Request:
Please transcribe the data that follows without the pictures, keeping every word the same.

[Data items]
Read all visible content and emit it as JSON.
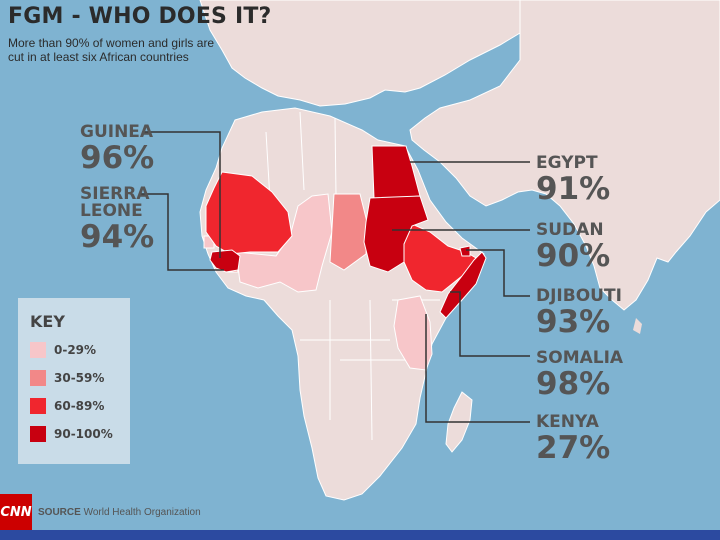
{
  "header": {
    "title": "FGM - WHO DOES IT?",
    "subtitle": "More than 90% of women and girls are cut in at least six African countries"
  },
  "callouts": [
    {
      "name": "GUINEA",
      "pct": "96%"
    },
    {
      "name": "SIERRA LEONE",
      "name_line1": "SIERRA",
      "name_line2": "LEONE",
      "pct": "94%"
    },
    {
      "name": "EGYPT",
      "pct": "91%"
    },
    {
      "name": "SUDAN",
      "pct": "90%"
    },
    {
      "name": "DJIBOUTI",
      "pct": "93%"
    },
    {
      "name": "SOMALIA",
      "pct": "98%"
    },
    {
      "name": "KENYA",
      "pct": "27%"
    }
  ],
  "key": {
    "title": "KEY",
    "items": [
      {
        "label": "0-29%",
        "color": "#f7c6c9"
      },
      {
        "label": "30-59%",
        "color": "#f28888"
      },
      {
        "label": "60-89%",
        "color": "#f0262e"
      },
      {
        "label": "90-100%",
        "color": "#c80010"
      }
    ]
  },
  "footer": {
    "logo": "CNN",
    "source_label": "SOURCE",
    "source_text": "World Health Organization"
  },
  "colors": {
    "ocean": "#7fb3d1",
    "land": "#ecdcda",
    "bottom_bar": "#2c4aa0",
    "callout_line": "#333333"
  }
}
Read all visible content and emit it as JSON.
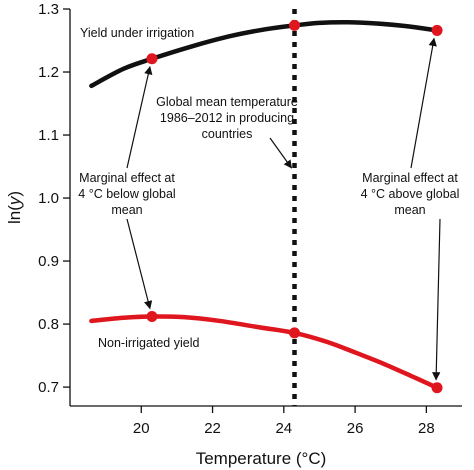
{
  "chart_data": {
    "type": "line",
    "xlabel": "Temperature (°C)",
    "ylabel_prefix": "ln(",
    "ylabel_var": "y",
    "ylabel_suffix": ")",
    "xlim": [
      18,
      29
    ],
    "ylim": [
      0.67,
      1.3
    ],
    "xticks": [
      20,
      22,
      24,
      26,
      28
    ],
    "yticks": [
      0.7,
      0.8,
      0.9,
      1.0,
      1.1,
      1.2,
      1.3
    ],
    "ytick_labels": [
      "0.7",
      "0.8",
      "0.9",
      "1.0",
      "1.1",
      "1.2",
      "1.3"
    ],
    "series": [
      {
        "name": "Yield under irrigation",
        "color": "#111111",
        "x": [
          18.6,
          19.5,
          20.3,
          21.5,
          22.5,
          23.5,
          24.3,
          25.0,
          25.8,
          26.6,
          27.4,
          28.3
        ],
        "values": [
          1.178,
          1.205,
          1.221,
          1.242,
          1.257,
          1.268,
          1.274,
          1.278,
          1.279,
          1.277,
          1.273,
          1.266
        ],
        "markers": [
          {
            "x": 20.3,
            "y": 1.221
          },
          {
            "x": 24.3,
            "y": 1.274
          },
          {
            "x": 28.3,
            "y": 1.266
          }
        ]
      },
      {
        "name": "Non-irrigated yield",
        "color": "#e0161e",
        "x": [
          18.6,
          19.5,
          20.3,
          21.2,
          22.2,
          23.3,
          24.3,
          25.2,
          26.0,
          26.8,
          27.6,
          28.3
        ],
        "values": [
          0.805,
          0.81,
          0.812,
          0.811,
          0.805,
          0.795,
          0.786,
          0.772,
          0.755,
          0.737,
          0.717,
          0.699
        ],
        "markers": [
          {
            "x": 20.3,
            "y": 0.812
          },
          {
            "x": 24.3,
            "y": 0.786
          },
          {
            "x": 28.3,
            "y": 0.699
          }
        ]
      }
    ],
    "vertical_line": {
      "x": 24.3
    },
    "annotations": {
      "global_mean": [
        "Global mean temperature",
        "1986–2012 in producing",
        "countries"
      ],
      "marginal_below": [
        "Marginal effect at",
        "4 °C below global",
        "mean"
      ],
      "marginal_above": [
        "Marginal effect at",
        "4 °C above global",
        "mean"
      ]
    },
    "colors": {
      "axis": "#111111",
      "irrigated": "#111111",
      "rainfed": "#e0161e",
      "marker": "#e0161e"
    }
  }
}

Written answer:
Read all visible content and emit it as JSON.
{
  "header": {
    "title": "FGM - WHO DOES IT?",
    "subtitle": "More than 90% of women and girls are cut in at least six African countries"
  },
  "callouts": [
    {
      "name": "GUINEA",
      "pct": "96%"
    },
    {
      "name": "SIERRA LEONE",
      "name_line1": "SIERRA",
      "name_line2": "LEONE",
      "pct": "94%"
    },
    {
      "name": "EGYPT",
      "pct": "91%"
    },
    {
      "name": "SUDAN",
      "pct": "90%"
    },
    {
      "name": "DJIBOUTI",
      "pct": "93%"
    },
    {
      "name": "SOMALIA",
      "pct": "98%"
    },
    {
      "name": "KENYA",
      "pct": "27%"
    }
  ],
  "key": {
    "title": "KEY",
    "items": [
      {
        "label": "0-29%",
        "color": "#f7c6c9"
      },
      {
        "label": "30-59%",
        "color": "#f28888"
      },
      {
        "label": "60-89%",
        "color": "#f0262e"
      },
      {
        "label": "90-100%",
        "color": "#c80010"
      }
    ]
  },
  "footer": {
    "logo": "CNN",
    "source_label": "SOURCE",
    "source_text": "World Health Organization"
  },
  "colors": {
    "ocean": "#7fb3d1",
    "land": "#ecdcda",
    "bottom_bar": "#2c4aa0",
    "callout_line": "#333333"
  }
}
Read all visible content and emit it as JSON.
{
  "chart_data": {
    "type": "line",
    "xlabel": "Temperature (°C)",
    "ylabel_prefix": "ln(",
    "ylabel_var": "y",
    "ylabel_suffix": ")",
    "xlim": [
      18,
      29
    ],
    "ylim": [
      0.67,
      1.3
    ],
    "xticks": [
      20,
      22,
      24,
      26,
      28
    ],
    "yticks": [
      0.7,
      0.8,
      0.9,
      1.0,
      1.1,
      1.2,
      1.3
    ],
    "ytick_labels": [
      "0.7",
      "0.8",
      "0.9",
      "1.0",
      "1.1",
      "1.2",
      "1.3"
    ],
    "series": [
      {
        "name": "Yield under irrigation",
        "color": "#111111",
        "x": [
          18.6,
          19.5,
          20.3,
          21.5,
          22.5,
          23.5,
          24.3,
          25.0,
          25.8,
          26.6,
          27.4,
          28.3
        ],
        "values": [
          1.178,
          1.205,
          1.221,
          1.242,
          1.257,
          1.268,
          1.274,
          1.278,
          1.279,
          1.277,
          1.273,
          1.266
        ],
        "markers": [
          {
            "x": 20.3,
            "y": 1.221
          },
          {
            "x": 24.3,
            "y": 1.274
          },
          {
            "x": 28.3,
            "y": 1.266
          }
        ]
      },
      {
        "name": "Non-irrigated yield",
        "color": "#e0161e",
        "x": [
          18.6,
          19.5,
          20.3,
          21.2,
          22.2,
          23.3,
          24.3,
          25.2,
          26.0,
          26.8,
          27.6,
          28.3
        ],
        "values": [
          0.805,
          0.81,
          0.812,
          0.811,
          0.805,
          0.795,
          0.786,
          0.772,
          0.755,
          0.737,
          0.717,
          0.699
        ],
        "markers": [
          {
            "x": 20.3,
            "y": 0.812
          },
          {
            "x": 24.3,
            "y": 0.786
          },
          {
            "x": 28.3,
            "y": 0.699
          }
        ]
      }
    ],
    "vertical_line": {
      "x": 24.3
    },
    "annotations": {
      "global_mean": [
        "Global mean temperature",
        "1986–2012 in producing",
        "countries"
      ],
      "marginal_below": [
        "Marginal effect at",
        "4 °C below global",
        "mean"
      ],
      "marginal_above": [
        "Marginal effect at",
        "4 °C above global",
        "mean"
      ]
    },
    "colors": {
      "axis": "#111111",
      "irrigated": "#111111",
      "rainfed": "#e0161e",
      "marker": "#e0161e"
    }
  }
}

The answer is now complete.